● Set problem: What follows is a set of entries. Give them again exactly, without the pictures.

● The records:
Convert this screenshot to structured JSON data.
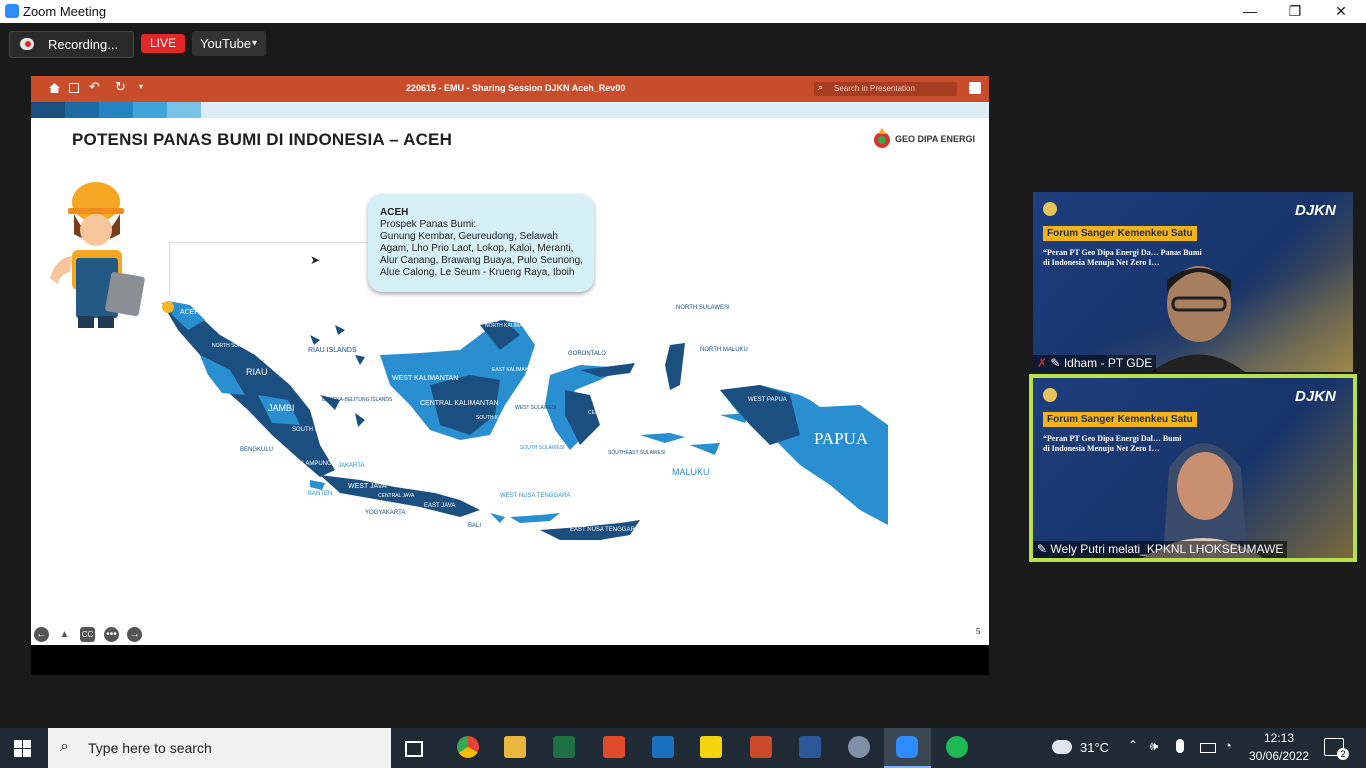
{
  "window": {
    "title": "Zoom Meeting",
    "minimize": "—",
    "maximize": "❐",
    "close": "✕"
  },
  "toolbar": {
    "recording_label": "Recording...",
    "live_label": "LIVE",
    "stream_label": "YouTube",
    "stream_caret": "▾"
  },
  "ppt": {
    "filename": "220615 - EMU - Sharing Session DJKN Aceh_Rev00",
    "search_placeholder": "Search in Presentation"
  },
  "slide": {
    "title": "POTENSI PANAS BUMI DI INDONESIA – ACEH",
    "logo_text": "GEO DIPA ENERGI",
    "page_number": "5",
    "bubble_heading": "ACEH",
    "bubble_lines": [
      "Prospek Panas Bumi:",
      "Gunung Kembar, Geureudong, Selawah",
      "Agam, Lho Prio Laot, Lokop, Kaloi, Meranti,",
      "Alur Canang, Brawang Buaya, Pulo Seunong,",
      "Alue Calong, Le Seum - Krueng Raya, Iboih"
    ],
    "map_labels": {
      "aceh": "ACEH",
      "north_sumatra": "NORTH SUMATRA",
      "riau": "RIAU",
      "riau_islands": "RIAU ISLANDS",
      "jambi": "JAMBI",
      "south_sumatra": "SOUTH SUMATRA",
      "bangka": "BANGKA-BELITUNG ISLANDS",
      "bengkulu": "BENGKULU",
      "lampung": "LAMPUNG",
      "jakarta": "JAKARTA",
      "banten": "BANTEN",
      "west_java": "WEST JAVA",
      "central_java": "CENTRAL JAVA",
      "yogyakarta": "YOGYAKARTA",
      "east_java": "EAST JAVA",
      "bali": "BALI",
      "west_ntt": "WEST NUSA TENGGARA",
      "east_ntt": "EAST NUSA TENGGARA",
      "west_kal": "WEST KALIMANTAN",
      "central_kal": "CENTRAL KALIMANTAN",
      "east_kal": "EAST KALIMANTAN",
      "north_kal": "NORTH KALIMANTAN",
      "south_kal": "SOUTH KALIMANTAN",
      "west_sul": "WEST SULAWESI",
      "central_sul": "CENTRAL SULAWESI",
      "south_sul": "SOUTH SULAWESI",
      "southeast_sul": "SOUTHEAST SULAWESI",
      "gorontalo": "GORONTALO",
      "north_sul": "NORTH SULAWESI",
      "north_maluku": "NORTH MALUKU",
      "maluku": "MALUKU",
      "west_papua": "WEST PAPUA",
      "papua": "PAPUA"
    }
  },
  "participants": [
    {
      "name": "Idham - PT GDE",
      "banner": "Forum Sanger Kemenkeu Satu",
      "subtitle_1": "“Peran PT Geo Dipa Energi Da… Panas Bumi",
      "subtitle_2": "di Indonesia Menuju Net Zero I…",
      "brand": "DJKN"
    },
    {
      "name": "Wely Putri melati_KPKNL LHOKSEUMAWE",
      "banner": "Forum Sanger Kemenkeu Satu",
      "subtitle_1": "“Peran PT Geo Dipa Energi Dal… Bumi",
      "subtitle_2": "di Indonesia Menuju Net Zero I…",
      "brand": "DJKN"
    }
  ],
  "taskbar": {
    "search_placeholder": "Type here to search",
    "weather": "31°C",
    "time": "12:13",
    "date": "30/06/2022",
    "notifications": "2"
  },
  "colors": {
    "accent": "#2d8cff",
    "live": "#e02828",
    "ppt_bar": "#c94d2b",
    "map_dark": "#1a4f80",
    "map_light": "#2a8fd0",
    "active_border": "#b8e04a"
  }
}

● Expected answer:
Convert this screenshot to structured JSON data.
{
  "window": {
    "title": "Zoom Meeting",
    "minimize": "—",
    "maximize": "❐",
    "close": "✕"
  },
  "toolbar": {
    "recording_label": "Recording...",
    "live_label": "LIVE",
    "stream_label": "YouTube",
    "stream_caret": "▾"
  },
  "ppt": {
    "filename": "220615 - EMU - Sharing Session DJKN Aceh_Rev00",
    "search_placeholder": "Search in Presentation"
  },
  "slide": {
    "title": "POTENSI PANAS BUMI DI INDONESIA – ACEH",
    "logo_text": "GEO DIPA ENERGI",
    "page_number": "5",
    "bubble_heading": "ACEH",
    "bubble_lines": [
      "Prospek Panas Bumi:",
      "Gunung Kembar, Geureudong, Selawah",
      "Agam, Lho Prio Laot, Lokop, Kaloi, Meranti,",
      "Alur Canang, Brawang Buaya, Pulo Seunong,",
      "Alue Calong, Le Seum - Krueng Raya, Iboih"
    ],
    "map_labels": {
      "aceh": "ACEH",
      "north_sumatra": "NORTH SUMATRA",
      "riau": "RIAU",
      "riau_islands": "RIAU ISLANDS",
      "jambi": "JAMBI",
      "south_sumatra": "SOUTH SUMATRA",
      "bangka": "BANGKA-BELITUNG ISLANDS",
      "bengkulu": "BENGKULU",
      "lampung": "LAMPUNG",
      "jakarta": "JAKARTA",
      "banten": "BANTEN",
      "west_java": "WEST JAVA",
      "central_java": "CENTRAL JAVA",
      "yogyakarta": "YOGYAKARTA",
      "east_java": "EAST JAVA",
      "bali": "BALI",
      "west_ntt": "WEST NUSA TENGGARA",
      "east_ntt": "EAST NUSA TENGGARA",
      "west_kal": "WEST KALIMANTAN",
      "central_kal": "CENTRAL KALIMANTAN",
      "east_kal": "EAST KALIMANTAN",
      "north_kal": "NORTH KALIMANTAN",
      "south_kal": "SOUTH KALIMANTAN",
      "west_sul": "WEST SULAWESI",
      "central_sul": "CENTRAL SULAWESI",
      "south_sul": "SOUTH SULAWESI",
      "southeast_sul": "SOUTHEAST SULAWESI",
      "gorontalo": "GORONTALO",
      "north_sul": "NORTH SULAWESI",
      "north_maluku": "NORTH MALUKU",
      "maluku": "MALUKU",
      "west_papua": "WEST PAPUA",
      "papua": "PAPUA"
    }
  },
  "participants": [
    {
      "name": "Idham - PT GDE",
      "banner": "Forum Sanger Kemenkeu Satu",
      "subtitle_1": "“Peran PT Geo Dipa Energi Da… Panas Bumi",
      "subtitle_2": "di Indonesia Menuju Net Zero I…",
      "brand": "DJKN"
    },
    {
      "name": "Wely Putri melati_KPKNL LHOKSEUMAWE",
      "banner": "Forum Sanger Kemenkeu Satu",
      "subtitle_1": "“Peran PT Geo Dipa Energi Dal… Bumi",
      "subtitle_2": "di Indonesia Menuju Net Zero I…",
      "brand": "DJKN"
    }
  ],
  "taskbar": {
    "search_placeholder": "Type here to search",
    "weather": "31°C",
    "time": "12:13",
    "date": "30/06/2022",
    "notifications": "2"
  },
  "colors": {
    "accent": "#2d8cff",
    "live": "#e02828",
    "ppt_bar": "#c94d2b",
    "map_dark": "#1a4f80",
    "map_light": "#2a8fd0",
    "active_border": "#b8e04a"
  }
}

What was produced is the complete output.